EXERCISE DETAILS ::
Only the pictures are omitted; repeat all other data exactly.

Extracted records
━━━

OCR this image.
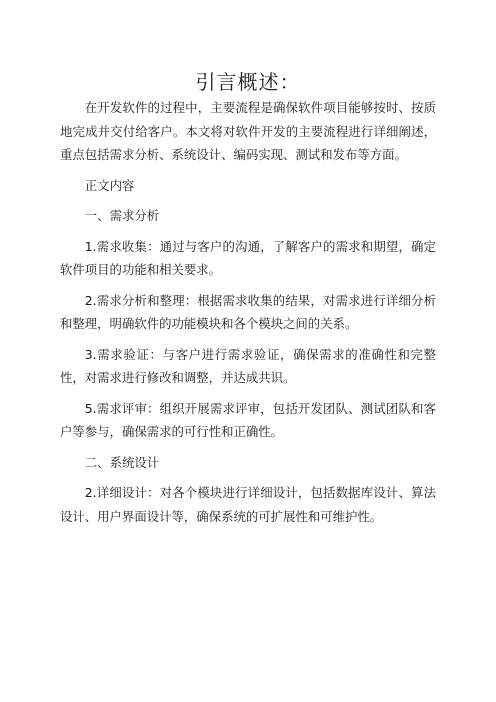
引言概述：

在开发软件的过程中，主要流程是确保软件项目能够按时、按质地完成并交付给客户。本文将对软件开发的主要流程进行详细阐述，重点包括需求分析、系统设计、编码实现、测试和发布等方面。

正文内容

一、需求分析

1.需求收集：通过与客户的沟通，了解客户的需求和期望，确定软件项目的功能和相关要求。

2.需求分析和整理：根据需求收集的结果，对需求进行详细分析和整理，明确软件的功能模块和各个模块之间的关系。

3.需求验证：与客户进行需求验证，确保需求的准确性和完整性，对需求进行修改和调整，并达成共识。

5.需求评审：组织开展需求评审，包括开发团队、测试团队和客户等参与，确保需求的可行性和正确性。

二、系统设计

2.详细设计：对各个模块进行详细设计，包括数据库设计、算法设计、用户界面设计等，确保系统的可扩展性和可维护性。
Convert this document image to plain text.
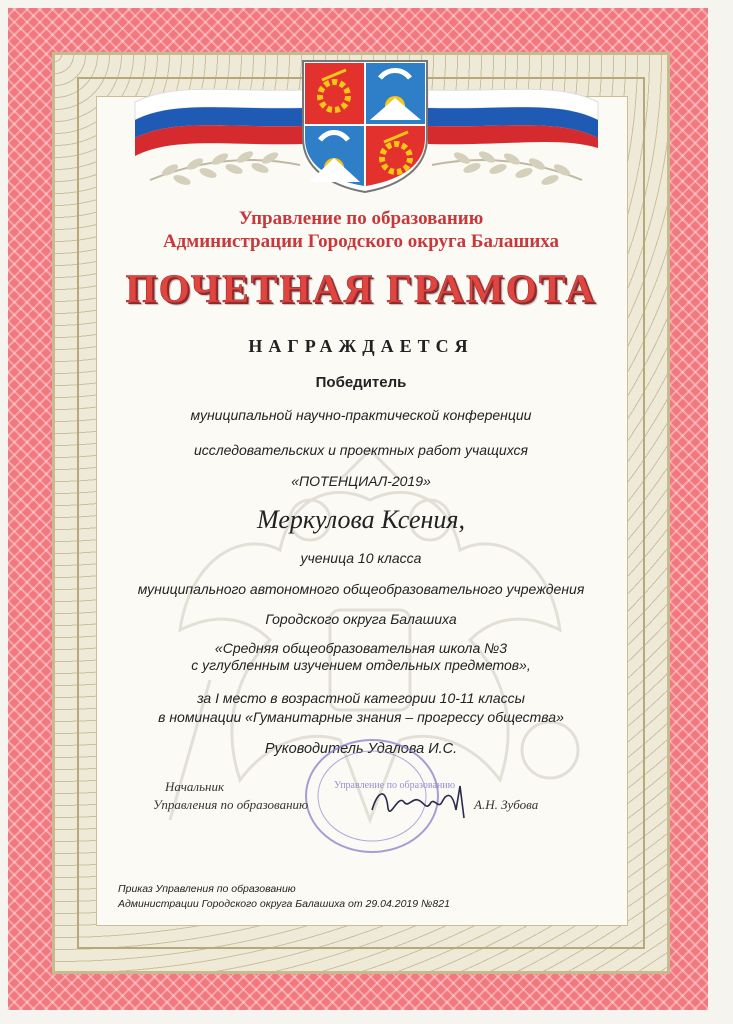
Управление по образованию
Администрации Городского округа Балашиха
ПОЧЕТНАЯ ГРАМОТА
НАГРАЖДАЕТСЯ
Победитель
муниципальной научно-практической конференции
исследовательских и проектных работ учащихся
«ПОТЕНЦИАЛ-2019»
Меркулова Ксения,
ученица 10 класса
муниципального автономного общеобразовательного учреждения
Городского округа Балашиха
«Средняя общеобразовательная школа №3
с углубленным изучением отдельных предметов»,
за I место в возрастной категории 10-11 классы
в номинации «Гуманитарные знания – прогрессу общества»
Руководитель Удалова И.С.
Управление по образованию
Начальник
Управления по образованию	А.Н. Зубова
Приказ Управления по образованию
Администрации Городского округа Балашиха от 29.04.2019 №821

━━━

TASK ANSWER ::
OCR this image.
引言概述：

在开发软件的过程中，主要流程是确保软件项目能够按时、按质地完成并交付给客户。本文将对软件开发的主要流程进行详细阐述，重点包括需求分析、系统设计、编码实现、测试和发布等方面。

正文内容

一、需求分析

1.需求收集：通过与客户的沟通，了解客户的需求和期望，确定软件项目的功能和相关要求。

2.需求分析和整理：根据需求收集的结果，对需求进行详细分析和整理，明确软件的功能模块和各个模块之间的关系。

3.需求验证：与客户进行需求验证，确保需求的准确性和完整性，对需求进行修改和调整，并达成共识。

5.需求评审：组织开展需求评审，包括开发团队、测试团队和客户等参与，确保需求的可行性和正确性。

二、系统设计

2.详细设计：对各个模块进行详细设计，包括数据库设计、算法设计、用户界面设计等，确保系统的可扩展性和可维护性。
Convert this document image to plain text.
Управление по образованию
Администрации Городского округа Балашиха
ПОЧЕТНАЯ ГРАМОТА
НАГРАЖДАЕТСЯ
Победитель
муниципальной научно-практической конференции
исследовательских и проектных работ учащихся
«ПОТЕНЦИАЛ-2019»
Меркулова Ксения,
ученица 10 класса
муниципального автономного общеобразовательного учреждения
Городского округа Балашиха
«Средняя общеобразовательная школа №3
с углубленным изучением отдельных предметов»,
за I место в возрастной категории 10-11 классы
в номинации «Гуманитарные знания – прогрессу общества»
Руководитель Удалова И.С.
Управление по образованию
Начальник
Управления по образованию	А.Н. Зубова
Приказ Управления по образованию
Администрации Городского округа Балашиха от 29.04.2019 №821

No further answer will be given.